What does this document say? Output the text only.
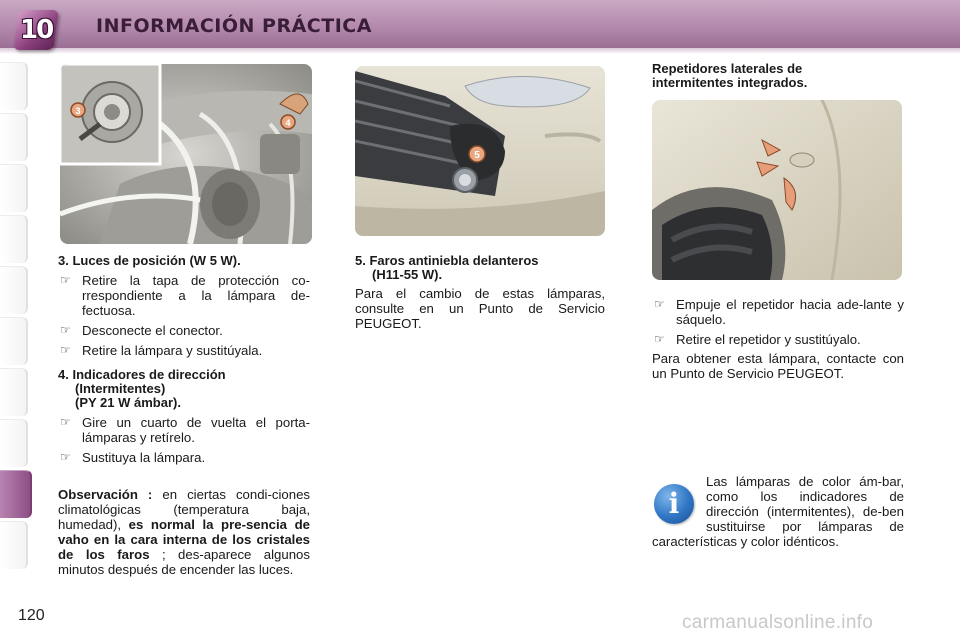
10 INFORMACIÓN PRÁCTICA
3
4
5
3. Luces de posición (W 5 W).
☞ Retire la tapa de protección co-rrespondiente a la lámpara de-fectuosa.
☞ Desconecte el conector.
☞ Retire la lámpara y sustitúyala.
4. Indicadores de dirección
(Intermitentes)
(PY 21 W ámbar).
☞ Gire un cuarto de vuelta el porta-lámparas y retírelo.
☞ Sustituya la lámpara.
Observación : en ciertas condi-ciones climatológicas (temperatura baja, humedad), es normal la pre-sencia de vaho en la cara interna de los cristales de los faros ; des-aparece algunos minutos después de encender las luces.
5. Faros antiniebla delanteros
(H11-55 W).
Para el cambio de estas lámparas, consulte en un Punto de Servicio PEUGEOT.
Repetidores laterales de
intermitentes integrados.
☞ Empuje el repetidor hacia ade-lante y sáquelo.
☞ Retire el repetidor y sustitúyalo.
Para obtener esta lámpara, contacte con un Punto de Servicio PEUGEOT.
i
Las lámparas de color ám-bar, como los indicadores de dirección (intermitentes), de-ben sustituirse por lámparas de características y color idénticos.
120	carmanualsonline.info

● **CHALLENGE**: Every entry above needs to be retyped exactly; drop the pictures.

● **OUTPUT FOR THIS EXERCISE**:
What does this document say? Output the text only.
10 INFORMACIÓN PRÁCTICA
3
4
5
3. Luces de posición (W 5 W).
☞ Retire la tapa de protección co-rrespondiente a la lámpara de-fectuosa.
☞ Desconecte el conector.
☞ Retire la lámpara y sustitúyala.
4. Indicadores de dirección
(Intermitentes)
(PY 21 W ámbar).
☞ Gire un cuarto de vuelta el porta-lámparas y retírelo.
☞ Sustituya la lámpara.
Observación : en ciertas condi-ciones climatológicas (temperatura baja, humedad), es normal la pre-sencia de vaho en la cara interna de los cristales de los faros ; des-aparece algunos minutos después de encender las luces.
5. Faros antiniebla delanteros
(H11-55 W).
Para el cambio de estas lámparas, consulte en un Punto de Servicio PEUGEOT.
Repetidores laterales de
intermitentes integrados.
☞ Empuje el repetidor hacia ade-lante y sáquelo.
☞ Retire el repetidor y sustitúyalo.
Para obtener esta lámpara, contacte con un Punto de Servicio PEUGEOT.
i
Las lámparas de color ám-bar, como los indicadores de dirección (intermitentes), de-ben sustituirse por lámparas de características y color idénticos.
120	carmanualsonline.info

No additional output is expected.